:: BRIEF ::
Give a verbatim repeat of the lines that run from the line containing "Read this page and output its text content." to the end of the data below.

Page content transcription data:
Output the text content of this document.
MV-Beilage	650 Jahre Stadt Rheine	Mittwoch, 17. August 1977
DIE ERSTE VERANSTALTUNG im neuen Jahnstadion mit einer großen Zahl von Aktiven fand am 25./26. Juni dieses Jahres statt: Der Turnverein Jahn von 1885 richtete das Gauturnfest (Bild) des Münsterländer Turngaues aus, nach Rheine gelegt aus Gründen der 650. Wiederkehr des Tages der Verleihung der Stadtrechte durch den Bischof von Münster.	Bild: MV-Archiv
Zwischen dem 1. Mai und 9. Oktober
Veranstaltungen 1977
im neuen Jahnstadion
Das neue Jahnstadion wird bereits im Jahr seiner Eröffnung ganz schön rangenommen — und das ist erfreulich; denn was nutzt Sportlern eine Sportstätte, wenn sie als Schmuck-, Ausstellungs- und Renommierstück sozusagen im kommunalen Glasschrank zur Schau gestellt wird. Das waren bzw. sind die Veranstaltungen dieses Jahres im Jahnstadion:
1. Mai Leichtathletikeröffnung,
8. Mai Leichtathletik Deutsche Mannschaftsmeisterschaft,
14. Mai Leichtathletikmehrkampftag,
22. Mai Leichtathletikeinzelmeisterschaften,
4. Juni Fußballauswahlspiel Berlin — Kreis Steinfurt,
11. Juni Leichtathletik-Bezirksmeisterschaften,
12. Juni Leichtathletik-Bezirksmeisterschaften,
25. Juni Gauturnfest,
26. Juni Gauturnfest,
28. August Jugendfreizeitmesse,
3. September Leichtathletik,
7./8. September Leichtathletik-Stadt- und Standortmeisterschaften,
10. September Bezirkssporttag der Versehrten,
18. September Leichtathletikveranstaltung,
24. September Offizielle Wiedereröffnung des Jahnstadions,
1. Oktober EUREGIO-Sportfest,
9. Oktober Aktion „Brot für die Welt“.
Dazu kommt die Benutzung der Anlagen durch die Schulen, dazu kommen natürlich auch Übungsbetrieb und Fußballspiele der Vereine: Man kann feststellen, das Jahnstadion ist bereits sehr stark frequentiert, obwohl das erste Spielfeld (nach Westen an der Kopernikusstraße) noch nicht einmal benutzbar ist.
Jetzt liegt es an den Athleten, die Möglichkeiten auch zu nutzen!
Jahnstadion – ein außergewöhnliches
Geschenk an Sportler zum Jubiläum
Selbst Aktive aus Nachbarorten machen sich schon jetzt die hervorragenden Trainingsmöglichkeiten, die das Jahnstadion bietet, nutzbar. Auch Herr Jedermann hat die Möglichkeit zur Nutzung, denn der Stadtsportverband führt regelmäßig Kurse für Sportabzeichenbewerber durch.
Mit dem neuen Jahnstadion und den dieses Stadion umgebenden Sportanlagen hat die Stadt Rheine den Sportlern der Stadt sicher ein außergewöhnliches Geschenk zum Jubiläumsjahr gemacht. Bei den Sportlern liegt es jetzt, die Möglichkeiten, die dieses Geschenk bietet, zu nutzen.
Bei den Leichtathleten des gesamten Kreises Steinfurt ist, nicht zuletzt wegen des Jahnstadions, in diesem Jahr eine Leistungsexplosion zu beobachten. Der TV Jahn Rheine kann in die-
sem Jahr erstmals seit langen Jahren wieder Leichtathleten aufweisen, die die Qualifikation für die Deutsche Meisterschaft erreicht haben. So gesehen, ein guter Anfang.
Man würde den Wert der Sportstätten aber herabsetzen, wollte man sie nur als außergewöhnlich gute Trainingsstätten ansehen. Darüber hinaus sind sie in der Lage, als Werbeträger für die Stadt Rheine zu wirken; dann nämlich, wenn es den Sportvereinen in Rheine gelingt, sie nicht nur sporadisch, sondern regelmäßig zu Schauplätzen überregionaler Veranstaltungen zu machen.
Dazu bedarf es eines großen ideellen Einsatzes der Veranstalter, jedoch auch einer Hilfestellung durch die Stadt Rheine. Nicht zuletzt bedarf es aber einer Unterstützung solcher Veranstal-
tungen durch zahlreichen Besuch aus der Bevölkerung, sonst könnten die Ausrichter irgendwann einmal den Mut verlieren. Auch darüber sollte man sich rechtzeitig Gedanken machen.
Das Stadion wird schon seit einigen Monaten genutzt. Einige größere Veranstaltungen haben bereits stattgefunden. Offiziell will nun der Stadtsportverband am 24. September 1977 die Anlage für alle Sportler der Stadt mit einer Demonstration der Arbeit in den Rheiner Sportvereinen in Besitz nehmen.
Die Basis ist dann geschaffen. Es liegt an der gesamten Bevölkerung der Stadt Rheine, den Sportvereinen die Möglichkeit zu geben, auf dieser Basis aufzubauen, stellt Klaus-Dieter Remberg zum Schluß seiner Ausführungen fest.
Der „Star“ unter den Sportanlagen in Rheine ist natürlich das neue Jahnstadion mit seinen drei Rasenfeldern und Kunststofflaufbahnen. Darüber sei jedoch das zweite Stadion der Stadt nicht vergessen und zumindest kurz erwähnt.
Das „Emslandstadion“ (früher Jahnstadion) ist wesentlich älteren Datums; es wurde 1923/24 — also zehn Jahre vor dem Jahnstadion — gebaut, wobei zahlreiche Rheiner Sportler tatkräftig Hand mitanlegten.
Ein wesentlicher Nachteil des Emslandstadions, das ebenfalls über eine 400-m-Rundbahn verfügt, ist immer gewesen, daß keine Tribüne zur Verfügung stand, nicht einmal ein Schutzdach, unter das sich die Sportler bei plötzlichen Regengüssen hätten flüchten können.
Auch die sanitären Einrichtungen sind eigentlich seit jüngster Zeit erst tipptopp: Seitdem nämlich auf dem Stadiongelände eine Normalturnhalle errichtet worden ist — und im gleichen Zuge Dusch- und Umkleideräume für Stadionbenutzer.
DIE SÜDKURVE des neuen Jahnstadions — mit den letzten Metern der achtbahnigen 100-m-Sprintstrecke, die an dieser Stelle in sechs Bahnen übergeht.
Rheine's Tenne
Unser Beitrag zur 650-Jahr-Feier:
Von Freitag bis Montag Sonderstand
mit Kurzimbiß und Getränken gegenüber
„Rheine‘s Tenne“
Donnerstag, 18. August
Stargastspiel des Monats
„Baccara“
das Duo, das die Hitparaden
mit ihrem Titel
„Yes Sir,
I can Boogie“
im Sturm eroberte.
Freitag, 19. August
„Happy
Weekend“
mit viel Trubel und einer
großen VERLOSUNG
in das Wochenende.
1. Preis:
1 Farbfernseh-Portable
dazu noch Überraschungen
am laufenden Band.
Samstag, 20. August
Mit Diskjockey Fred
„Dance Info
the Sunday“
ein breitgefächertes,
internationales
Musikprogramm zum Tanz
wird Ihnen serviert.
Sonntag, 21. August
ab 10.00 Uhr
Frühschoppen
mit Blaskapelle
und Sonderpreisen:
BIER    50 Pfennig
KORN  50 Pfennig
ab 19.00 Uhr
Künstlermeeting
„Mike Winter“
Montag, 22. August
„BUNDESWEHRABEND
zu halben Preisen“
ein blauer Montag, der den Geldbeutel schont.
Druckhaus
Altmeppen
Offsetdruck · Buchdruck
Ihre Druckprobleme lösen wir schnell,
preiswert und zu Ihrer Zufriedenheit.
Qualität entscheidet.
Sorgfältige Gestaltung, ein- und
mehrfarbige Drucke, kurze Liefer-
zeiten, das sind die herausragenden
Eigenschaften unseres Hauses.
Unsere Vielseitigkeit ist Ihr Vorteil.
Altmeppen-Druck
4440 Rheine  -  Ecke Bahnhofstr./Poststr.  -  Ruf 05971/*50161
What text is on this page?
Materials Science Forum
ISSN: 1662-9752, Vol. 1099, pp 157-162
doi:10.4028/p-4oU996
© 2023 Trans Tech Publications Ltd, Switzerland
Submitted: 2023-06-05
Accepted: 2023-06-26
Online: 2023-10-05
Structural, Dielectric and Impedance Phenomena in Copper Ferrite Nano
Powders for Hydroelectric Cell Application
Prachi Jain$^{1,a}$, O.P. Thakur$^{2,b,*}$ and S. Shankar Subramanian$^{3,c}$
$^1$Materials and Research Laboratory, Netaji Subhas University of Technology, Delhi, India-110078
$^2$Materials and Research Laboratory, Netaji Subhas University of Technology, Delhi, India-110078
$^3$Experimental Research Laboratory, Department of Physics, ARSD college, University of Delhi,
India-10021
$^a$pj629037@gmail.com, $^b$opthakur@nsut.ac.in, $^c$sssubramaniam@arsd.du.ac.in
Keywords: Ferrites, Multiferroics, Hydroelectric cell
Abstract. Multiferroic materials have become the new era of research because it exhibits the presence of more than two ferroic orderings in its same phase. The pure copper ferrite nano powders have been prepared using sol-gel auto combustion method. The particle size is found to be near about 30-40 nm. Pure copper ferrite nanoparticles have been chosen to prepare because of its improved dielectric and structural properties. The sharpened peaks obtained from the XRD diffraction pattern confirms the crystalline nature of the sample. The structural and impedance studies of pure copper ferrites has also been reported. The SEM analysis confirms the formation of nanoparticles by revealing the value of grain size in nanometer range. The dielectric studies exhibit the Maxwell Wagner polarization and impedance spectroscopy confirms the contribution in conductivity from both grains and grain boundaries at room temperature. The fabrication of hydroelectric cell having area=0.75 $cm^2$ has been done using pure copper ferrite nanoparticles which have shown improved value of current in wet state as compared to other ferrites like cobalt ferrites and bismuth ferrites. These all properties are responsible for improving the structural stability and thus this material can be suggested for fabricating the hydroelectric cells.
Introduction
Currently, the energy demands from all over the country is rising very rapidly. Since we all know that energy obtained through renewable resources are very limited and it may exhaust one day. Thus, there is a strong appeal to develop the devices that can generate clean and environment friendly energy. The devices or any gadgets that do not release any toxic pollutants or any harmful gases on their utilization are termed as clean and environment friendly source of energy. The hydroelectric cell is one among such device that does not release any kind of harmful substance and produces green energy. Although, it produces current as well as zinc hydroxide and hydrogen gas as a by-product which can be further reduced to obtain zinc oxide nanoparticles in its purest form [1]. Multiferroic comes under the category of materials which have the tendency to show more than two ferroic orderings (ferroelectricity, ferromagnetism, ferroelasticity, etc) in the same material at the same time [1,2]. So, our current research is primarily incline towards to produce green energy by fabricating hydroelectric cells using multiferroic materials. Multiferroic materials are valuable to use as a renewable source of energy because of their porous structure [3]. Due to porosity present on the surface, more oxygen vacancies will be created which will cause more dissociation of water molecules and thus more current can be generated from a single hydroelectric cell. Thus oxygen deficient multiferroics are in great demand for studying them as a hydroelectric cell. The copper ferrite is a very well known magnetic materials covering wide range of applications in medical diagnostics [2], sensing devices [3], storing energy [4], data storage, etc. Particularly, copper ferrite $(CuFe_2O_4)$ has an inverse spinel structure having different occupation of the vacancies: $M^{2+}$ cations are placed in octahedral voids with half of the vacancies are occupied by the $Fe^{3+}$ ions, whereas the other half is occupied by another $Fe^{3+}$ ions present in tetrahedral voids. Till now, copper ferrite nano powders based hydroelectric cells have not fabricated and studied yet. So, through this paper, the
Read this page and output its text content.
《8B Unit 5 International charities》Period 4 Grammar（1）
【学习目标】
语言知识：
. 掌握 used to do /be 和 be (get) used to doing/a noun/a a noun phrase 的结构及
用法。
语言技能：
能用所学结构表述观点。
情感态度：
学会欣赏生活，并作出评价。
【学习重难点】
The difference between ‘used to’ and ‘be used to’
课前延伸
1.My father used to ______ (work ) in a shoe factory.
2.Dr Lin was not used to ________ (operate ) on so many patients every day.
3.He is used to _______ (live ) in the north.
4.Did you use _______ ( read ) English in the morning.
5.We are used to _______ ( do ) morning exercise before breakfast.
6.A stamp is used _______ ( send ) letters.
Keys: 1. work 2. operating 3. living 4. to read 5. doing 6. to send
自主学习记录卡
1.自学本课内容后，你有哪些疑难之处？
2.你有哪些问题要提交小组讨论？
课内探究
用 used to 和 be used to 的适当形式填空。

:: EXPECTED OUTPUT ::
Read this page and output its text content.
《8B Unit 5 International charities》Period 4 Grammar（1）
【学习目标】
语言知识：
. 掌握 used to do /be 和 be (get) used to doing/a noun/a a noun phrase 的结构及
用法。
语言技能：
能用所学结构表述观点。
情感态度：
学会欣赏生活，并作出评价。
【学习重难点】
The difference between ‘used to’ and ‘be used to’
课前延伸
1.My father used to ______ (work ) in a shoe factory.
2.Dr Lin was not used to ________ (operate ) on so many patients every day.
3.He is used to _______ (live ) in the north.
4.Did you use _______ ( read ) English in the morning.
5.We are used to _______ ( do ) morning exercise before breakfast.
6.A stamp is used _______ ( send ) letters.
Keys: 1. work 2. operating 3. living 4. to read 5. doing 6. to send
自主学习记录卡
1.自学本课内容后，你有哪些疑难之处？
2.你有哪些问题要提交小组讨论？
课内探究
用 used to 和 be used to 的适当形式填空。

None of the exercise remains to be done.